Chart and figure data
==================================================
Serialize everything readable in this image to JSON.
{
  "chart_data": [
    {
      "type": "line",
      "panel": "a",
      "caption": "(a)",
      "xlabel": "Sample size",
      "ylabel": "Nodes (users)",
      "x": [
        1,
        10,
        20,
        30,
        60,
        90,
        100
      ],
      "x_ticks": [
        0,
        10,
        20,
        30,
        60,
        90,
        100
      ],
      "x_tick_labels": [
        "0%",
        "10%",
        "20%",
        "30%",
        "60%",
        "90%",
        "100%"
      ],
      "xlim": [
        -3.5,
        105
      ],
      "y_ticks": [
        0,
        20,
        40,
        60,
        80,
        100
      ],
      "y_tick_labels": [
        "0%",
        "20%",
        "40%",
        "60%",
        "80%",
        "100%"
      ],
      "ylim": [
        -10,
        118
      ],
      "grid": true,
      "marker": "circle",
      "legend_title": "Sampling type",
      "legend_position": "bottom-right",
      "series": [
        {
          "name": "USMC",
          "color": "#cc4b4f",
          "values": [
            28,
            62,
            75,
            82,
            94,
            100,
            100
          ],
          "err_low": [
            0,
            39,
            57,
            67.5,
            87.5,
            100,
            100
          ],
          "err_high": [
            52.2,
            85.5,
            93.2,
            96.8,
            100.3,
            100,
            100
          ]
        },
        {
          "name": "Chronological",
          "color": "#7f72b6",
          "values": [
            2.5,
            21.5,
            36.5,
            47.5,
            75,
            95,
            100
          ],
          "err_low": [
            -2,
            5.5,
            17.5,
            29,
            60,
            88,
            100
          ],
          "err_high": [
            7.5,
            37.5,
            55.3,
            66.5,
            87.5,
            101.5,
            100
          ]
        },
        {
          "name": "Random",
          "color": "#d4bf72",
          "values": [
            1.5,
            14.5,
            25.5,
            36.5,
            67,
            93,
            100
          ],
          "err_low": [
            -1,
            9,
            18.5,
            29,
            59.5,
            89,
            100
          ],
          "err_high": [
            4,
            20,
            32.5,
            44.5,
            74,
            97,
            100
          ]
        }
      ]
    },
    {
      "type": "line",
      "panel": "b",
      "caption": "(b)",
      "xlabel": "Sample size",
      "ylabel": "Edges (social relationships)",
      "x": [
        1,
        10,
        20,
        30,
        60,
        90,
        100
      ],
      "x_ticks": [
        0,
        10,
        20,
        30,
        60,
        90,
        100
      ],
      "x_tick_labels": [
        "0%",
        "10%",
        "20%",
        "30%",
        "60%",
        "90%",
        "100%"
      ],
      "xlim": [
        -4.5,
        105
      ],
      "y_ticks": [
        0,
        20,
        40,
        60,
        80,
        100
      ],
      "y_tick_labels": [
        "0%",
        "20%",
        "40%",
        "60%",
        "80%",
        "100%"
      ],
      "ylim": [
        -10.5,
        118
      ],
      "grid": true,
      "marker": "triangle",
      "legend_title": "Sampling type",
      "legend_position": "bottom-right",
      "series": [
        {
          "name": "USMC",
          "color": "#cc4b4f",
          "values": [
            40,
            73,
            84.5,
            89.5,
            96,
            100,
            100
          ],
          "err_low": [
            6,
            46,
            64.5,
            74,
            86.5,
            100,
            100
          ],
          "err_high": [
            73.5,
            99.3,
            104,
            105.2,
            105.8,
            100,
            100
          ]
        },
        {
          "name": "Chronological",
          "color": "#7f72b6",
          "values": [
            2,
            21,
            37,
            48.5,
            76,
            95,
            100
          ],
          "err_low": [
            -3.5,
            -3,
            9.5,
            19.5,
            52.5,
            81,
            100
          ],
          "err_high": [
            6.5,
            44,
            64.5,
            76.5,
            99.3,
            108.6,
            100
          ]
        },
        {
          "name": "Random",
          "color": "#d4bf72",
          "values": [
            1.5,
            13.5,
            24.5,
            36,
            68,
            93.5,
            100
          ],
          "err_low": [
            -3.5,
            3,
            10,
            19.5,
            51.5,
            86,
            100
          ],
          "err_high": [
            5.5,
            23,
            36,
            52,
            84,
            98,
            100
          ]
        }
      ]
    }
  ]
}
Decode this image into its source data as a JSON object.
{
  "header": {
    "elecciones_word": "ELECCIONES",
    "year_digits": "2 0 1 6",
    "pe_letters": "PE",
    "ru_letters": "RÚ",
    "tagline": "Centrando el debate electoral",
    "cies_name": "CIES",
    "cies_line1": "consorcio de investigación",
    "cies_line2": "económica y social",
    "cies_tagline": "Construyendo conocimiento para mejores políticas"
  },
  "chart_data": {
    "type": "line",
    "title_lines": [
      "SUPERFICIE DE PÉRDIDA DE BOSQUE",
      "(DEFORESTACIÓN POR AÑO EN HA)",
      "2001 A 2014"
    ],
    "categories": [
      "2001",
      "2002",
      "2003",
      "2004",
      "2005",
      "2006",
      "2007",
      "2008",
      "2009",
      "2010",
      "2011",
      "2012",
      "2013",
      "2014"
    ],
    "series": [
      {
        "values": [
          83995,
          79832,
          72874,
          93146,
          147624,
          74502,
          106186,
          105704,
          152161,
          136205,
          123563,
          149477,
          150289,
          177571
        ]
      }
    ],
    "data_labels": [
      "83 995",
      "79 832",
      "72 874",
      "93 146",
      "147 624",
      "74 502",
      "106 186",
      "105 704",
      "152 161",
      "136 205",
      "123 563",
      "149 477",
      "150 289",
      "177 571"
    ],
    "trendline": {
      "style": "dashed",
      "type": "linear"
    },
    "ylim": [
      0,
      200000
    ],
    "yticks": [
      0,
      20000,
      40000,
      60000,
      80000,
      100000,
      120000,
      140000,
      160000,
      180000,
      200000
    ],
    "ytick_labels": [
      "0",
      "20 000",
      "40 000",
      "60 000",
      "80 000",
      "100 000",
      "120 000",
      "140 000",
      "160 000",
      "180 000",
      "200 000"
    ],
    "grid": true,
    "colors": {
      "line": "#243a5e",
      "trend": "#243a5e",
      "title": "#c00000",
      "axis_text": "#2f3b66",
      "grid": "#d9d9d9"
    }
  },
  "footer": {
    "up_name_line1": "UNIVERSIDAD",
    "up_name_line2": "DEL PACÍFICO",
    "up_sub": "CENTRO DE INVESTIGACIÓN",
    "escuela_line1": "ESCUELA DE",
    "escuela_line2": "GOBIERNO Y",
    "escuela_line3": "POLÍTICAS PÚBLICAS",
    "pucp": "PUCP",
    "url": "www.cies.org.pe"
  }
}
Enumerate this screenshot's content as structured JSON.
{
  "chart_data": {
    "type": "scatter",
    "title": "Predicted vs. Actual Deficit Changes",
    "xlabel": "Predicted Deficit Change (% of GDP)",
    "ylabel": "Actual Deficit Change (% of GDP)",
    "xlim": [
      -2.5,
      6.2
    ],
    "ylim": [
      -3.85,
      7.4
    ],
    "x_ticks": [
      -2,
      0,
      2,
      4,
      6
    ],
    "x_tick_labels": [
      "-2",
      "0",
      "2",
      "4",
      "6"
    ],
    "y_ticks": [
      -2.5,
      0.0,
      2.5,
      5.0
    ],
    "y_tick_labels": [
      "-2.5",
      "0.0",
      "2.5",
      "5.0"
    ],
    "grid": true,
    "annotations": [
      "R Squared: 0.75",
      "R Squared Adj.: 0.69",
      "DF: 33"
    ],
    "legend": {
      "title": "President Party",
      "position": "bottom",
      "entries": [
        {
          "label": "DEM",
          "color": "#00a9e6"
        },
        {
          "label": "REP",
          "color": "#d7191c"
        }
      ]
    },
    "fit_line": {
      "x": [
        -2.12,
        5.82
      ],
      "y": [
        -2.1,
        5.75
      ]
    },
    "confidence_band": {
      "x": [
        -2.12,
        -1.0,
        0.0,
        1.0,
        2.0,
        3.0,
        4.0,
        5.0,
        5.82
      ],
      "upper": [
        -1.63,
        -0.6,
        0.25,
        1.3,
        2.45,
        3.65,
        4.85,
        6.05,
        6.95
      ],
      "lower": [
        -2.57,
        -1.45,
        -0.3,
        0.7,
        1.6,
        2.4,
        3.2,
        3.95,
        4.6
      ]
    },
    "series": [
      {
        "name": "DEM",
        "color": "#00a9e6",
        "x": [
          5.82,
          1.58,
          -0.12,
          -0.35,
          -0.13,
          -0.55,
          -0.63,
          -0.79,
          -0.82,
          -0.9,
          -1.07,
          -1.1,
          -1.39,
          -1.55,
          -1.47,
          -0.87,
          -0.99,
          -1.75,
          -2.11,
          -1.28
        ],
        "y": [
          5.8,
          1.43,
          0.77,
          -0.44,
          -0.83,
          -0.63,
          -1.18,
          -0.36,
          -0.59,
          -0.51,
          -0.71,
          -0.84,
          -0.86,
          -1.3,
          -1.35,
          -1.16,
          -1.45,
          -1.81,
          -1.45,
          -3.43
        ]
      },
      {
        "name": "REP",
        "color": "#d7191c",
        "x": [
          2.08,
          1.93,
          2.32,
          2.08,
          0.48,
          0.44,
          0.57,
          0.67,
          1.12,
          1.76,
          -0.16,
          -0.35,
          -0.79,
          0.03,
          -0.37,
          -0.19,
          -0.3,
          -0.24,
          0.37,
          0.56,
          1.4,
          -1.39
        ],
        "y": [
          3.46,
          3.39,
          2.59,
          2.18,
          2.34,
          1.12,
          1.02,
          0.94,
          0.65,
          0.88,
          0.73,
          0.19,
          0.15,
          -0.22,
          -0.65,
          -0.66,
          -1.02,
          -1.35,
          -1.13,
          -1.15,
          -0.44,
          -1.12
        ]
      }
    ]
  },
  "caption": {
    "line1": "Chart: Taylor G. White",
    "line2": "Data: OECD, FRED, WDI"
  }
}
==================================================
* [Prompt] Scan the lines for the string "Actual". Copy out each line that matches.

* [Answer to this problem]
    "title": "Predicted vs. Actual Deficit Changes",
    "ylabel": "Actual Deficit Change (% of GDP)",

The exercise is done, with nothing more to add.